EXERCISE: Tally the lines containing the word "下列说法正确的是" and give the total alone.

DATA FOR THIS EXERCISE:
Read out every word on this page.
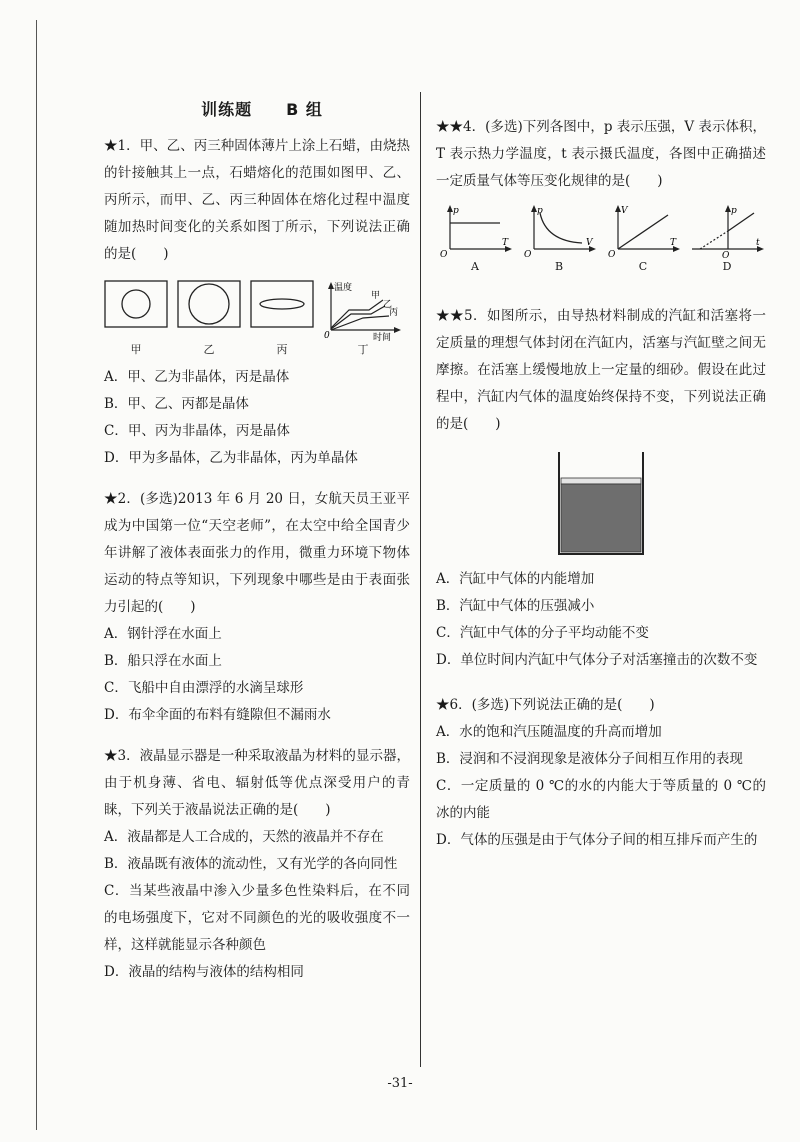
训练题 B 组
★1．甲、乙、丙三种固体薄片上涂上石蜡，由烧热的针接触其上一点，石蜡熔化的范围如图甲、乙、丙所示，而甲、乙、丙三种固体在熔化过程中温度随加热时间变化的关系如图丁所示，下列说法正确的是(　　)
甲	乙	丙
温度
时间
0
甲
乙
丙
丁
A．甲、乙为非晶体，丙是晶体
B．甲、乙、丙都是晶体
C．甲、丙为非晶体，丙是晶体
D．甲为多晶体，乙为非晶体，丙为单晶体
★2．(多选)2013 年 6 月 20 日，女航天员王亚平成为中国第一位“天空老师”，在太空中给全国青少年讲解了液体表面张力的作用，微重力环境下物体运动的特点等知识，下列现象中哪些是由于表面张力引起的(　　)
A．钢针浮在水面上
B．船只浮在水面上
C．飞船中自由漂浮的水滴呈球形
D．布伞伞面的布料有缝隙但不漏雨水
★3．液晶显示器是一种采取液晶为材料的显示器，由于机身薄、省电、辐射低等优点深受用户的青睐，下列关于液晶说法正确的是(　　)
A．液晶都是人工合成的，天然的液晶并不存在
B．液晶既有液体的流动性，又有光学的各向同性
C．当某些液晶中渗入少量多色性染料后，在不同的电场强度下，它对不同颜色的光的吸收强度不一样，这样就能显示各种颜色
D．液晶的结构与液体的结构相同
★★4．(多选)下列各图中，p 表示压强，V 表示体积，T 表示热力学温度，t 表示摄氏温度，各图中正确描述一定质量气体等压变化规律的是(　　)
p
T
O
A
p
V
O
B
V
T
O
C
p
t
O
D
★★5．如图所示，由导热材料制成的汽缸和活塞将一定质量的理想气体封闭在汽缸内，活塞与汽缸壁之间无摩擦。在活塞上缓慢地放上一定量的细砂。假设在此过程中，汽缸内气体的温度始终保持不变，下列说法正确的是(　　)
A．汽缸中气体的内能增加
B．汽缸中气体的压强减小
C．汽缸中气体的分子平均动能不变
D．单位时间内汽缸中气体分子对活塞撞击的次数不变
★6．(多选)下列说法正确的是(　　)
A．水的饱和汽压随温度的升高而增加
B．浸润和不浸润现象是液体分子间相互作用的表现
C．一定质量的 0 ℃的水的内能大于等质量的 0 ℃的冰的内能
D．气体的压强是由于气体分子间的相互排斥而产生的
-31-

RESULT FOR THIS EXERCISE: 3